[Problem description]:
Copy out all lines that hold "Health".

[Dataset]:
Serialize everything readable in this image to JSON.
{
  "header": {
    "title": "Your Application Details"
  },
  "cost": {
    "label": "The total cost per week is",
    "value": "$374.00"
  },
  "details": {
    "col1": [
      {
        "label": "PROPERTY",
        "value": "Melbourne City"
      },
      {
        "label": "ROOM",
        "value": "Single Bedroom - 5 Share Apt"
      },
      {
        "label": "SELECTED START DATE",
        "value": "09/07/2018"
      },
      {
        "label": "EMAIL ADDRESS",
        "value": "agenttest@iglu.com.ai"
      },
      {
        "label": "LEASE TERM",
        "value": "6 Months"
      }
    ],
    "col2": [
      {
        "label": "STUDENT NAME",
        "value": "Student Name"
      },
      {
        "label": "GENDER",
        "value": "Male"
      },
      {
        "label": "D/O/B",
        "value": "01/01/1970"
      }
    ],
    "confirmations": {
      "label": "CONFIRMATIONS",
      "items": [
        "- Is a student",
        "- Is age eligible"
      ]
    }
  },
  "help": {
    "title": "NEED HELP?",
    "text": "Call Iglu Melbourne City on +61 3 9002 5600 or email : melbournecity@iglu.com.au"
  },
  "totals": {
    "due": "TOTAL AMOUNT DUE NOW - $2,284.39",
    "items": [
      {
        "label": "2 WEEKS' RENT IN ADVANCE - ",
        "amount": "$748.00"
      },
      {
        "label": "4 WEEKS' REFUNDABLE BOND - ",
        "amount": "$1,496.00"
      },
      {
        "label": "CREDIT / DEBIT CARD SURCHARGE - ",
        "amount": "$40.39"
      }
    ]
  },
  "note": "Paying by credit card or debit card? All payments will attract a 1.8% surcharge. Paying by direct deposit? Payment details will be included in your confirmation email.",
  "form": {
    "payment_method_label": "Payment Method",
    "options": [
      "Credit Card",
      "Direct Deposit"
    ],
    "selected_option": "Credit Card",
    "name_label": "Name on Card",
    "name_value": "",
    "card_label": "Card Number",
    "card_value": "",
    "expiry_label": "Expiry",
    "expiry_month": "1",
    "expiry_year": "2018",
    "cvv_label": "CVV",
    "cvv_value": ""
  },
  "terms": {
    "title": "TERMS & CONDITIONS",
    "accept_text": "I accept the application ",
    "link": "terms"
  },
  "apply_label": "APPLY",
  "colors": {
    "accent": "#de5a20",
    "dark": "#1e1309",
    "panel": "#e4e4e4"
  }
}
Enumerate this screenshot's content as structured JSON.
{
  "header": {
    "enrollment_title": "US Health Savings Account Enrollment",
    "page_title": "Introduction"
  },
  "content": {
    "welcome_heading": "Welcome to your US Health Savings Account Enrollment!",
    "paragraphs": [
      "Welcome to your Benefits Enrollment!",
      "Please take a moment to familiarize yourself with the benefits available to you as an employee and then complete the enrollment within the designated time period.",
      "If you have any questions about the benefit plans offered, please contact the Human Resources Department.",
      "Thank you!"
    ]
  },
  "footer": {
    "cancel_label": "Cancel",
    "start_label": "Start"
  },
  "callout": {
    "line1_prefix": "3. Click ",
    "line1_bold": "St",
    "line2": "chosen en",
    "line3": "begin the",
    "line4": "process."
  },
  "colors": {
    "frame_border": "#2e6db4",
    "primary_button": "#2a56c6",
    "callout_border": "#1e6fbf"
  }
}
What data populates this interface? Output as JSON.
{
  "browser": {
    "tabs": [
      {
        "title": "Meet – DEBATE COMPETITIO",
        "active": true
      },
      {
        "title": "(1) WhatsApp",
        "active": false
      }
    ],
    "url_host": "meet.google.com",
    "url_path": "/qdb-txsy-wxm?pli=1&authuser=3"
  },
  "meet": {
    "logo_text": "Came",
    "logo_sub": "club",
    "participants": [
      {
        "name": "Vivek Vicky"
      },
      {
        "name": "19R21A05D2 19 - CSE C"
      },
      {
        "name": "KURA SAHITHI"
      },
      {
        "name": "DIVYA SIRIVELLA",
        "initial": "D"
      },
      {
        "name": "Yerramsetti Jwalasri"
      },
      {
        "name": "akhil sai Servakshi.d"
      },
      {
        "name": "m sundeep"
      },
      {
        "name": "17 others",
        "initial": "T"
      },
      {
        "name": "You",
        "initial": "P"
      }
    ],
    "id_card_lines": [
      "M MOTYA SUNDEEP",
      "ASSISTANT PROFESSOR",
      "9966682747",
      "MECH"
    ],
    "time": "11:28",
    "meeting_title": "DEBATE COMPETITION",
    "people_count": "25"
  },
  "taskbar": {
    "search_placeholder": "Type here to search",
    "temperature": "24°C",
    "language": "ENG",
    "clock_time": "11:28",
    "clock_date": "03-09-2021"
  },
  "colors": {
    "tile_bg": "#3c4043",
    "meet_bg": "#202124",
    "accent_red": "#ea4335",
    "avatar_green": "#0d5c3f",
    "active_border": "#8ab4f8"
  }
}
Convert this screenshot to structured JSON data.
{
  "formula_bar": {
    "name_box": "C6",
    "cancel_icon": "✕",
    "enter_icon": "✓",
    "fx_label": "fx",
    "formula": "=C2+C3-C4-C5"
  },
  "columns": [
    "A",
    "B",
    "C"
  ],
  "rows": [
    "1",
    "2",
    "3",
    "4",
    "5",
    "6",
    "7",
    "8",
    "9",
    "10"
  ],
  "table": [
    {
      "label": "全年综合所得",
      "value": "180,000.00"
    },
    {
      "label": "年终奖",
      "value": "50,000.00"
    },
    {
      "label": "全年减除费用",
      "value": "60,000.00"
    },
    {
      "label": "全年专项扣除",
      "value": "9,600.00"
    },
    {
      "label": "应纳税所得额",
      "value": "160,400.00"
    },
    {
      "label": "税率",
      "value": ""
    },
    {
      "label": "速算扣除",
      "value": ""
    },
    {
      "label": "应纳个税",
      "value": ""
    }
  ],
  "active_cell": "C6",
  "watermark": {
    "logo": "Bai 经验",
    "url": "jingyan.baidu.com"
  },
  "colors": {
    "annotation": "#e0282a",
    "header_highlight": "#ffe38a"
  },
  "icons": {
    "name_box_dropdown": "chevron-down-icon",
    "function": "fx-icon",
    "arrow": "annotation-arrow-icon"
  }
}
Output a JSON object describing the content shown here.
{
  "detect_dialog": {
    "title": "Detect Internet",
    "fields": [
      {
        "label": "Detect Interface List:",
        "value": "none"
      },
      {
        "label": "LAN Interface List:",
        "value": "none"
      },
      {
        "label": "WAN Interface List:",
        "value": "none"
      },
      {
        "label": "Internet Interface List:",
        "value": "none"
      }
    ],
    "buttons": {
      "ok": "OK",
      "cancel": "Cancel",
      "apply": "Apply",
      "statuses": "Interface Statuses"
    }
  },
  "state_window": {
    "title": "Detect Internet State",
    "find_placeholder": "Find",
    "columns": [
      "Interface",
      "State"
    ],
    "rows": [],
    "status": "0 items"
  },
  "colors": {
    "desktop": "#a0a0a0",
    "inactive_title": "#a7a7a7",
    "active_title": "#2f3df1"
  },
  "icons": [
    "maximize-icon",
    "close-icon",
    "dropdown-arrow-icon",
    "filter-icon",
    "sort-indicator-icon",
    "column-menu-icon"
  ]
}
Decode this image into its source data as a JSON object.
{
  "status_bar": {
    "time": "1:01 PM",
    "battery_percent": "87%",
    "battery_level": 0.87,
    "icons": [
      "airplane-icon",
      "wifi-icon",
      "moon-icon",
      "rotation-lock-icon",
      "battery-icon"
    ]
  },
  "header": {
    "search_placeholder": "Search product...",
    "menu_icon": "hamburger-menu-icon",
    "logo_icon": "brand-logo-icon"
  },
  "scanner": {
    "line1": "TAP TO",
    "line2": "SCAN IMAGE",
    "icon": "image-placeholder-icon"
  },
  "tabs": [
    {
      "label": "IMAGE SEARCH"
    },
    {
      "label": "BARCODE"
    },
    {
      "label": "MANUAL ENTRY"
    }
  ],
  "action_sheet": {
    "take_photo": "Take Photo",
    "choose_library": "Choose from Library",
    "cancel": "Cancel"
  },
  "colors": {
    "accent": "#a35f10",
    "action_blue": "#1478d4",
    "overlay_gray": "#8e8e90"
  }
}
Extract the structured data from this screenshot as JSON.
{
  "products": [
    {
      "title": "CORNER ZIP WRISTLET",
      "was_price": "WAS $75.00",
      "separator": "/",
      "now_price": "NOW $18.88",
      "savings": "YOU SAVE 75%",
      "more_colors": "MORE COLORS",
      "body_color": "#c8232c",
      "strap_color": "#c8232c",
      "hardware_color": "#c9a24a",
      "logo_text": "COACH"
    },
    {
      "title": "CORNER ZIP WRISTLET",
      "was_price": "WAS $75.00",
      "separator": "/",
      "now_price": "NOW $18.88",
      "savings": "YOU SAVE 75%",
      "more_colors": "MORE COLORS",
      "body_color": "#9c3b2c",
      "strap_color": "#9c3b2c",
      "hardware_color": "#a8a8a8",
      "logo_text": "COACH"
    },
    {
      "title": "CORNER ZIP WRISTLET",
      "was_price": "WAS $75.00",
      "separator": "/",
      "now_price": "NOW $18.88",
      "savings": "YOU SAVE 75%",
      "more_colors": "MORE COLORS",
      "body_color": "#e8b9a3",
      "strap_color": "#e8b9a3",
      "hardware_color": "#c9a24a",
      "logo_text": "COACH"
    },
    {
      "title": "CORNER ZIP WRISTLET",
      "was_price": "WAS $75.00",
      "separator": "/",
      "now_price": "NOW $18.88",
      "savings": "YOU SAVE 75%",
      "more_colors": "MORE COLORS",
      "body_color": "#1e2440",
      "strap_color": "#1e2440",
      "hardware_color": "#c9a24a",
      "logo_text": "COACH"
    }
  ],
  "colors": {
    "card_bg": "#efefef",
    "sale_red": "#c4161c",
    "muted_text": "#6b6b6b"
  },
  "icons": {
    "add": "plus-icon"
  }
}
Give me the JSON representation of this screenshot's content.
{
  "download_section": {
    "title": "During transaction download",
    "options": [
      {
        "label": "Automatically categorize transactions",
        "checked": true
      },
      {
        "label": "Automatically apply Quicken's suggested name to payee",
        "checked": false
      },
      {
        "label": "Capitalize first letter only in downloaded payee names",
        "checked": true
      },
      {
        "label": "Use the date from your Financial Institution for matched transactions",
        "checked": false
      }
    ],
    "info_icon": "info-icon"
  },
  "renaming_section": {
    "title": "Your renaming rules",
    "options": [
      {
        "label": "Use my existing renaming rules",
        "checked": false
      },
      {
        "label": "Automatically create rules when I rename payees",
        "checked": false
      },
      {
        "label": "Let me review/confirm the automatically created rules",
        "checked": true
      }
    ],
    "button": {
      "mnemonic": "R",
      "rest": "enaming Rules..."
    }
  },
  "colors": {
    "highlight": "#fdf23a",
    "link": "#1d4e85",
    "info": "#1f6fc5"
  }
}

[Answer to the task]:
    "enrollment_title": "US Health Savings Account Enrollment",
    "welcome_heading": "Welcome to your US Health Savings Account Enrollment!",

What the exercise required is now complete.